─── Data for this task

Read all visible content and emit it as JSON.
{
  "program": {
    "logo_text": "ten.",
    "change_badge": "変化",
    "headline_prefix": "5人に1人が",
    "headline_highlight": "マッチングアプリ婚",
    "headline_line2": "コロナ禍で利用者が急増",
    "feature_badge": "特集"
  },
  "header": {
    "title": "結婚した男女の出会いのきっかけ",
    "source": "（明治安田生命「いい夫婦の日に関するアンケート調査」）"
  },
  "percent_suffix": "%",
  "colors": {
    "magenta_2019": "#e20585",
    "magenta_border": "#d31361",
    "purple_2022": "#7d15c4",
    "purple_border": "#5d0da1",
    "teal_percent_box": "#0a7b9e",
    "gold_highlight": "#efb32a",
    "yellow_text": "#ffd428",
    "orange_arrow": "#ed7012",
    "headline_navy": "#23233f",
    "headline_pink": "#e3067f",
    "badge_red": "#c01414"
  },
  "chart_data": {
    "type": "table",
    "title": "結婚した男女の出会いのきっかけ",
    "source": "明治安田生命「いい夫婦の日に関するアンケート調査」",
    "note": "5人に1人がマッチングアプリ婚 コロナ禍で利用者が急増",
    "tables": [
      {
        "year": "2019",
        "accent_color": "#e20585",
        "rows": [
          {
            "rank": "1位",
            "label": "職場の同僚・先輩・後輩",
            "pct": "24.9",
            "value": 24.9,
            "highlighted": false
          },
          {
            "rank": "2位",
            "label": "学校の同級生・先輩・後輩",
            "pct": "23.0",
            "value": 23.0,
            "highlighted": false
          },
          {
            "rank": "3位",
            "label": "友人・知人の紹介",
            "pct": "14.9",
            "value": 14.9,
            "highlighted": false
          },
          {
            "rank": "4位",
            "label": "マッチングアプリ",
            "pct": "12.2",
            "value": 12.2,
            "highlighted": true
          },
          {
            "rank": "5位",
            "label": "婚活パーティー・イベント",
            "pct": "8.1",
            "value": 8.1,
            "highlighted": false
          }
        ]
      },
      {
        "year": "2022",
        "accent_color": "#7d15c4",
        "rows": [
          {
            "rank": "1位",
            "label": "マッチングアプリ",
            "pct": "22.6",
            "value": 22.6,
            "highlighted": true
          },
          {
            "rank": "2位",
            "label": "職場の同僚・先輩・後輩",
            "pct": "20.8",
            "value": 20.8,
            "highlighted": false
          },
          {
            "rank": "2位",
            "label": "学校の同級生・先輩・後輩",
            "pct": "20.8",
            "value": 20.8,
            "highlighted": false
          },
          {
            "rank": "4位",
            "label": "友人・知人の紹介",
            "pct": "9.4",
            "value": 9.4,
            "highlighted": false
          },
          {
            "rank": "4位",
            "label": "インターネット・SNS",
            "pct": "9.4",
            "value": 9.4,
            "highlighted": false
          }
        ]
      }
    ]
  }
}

──────

**What you have to do**:
Say how many lines in the records hold "コロナ禍で利用者が急増", with the number as the whole reply.

**Correct output**:
2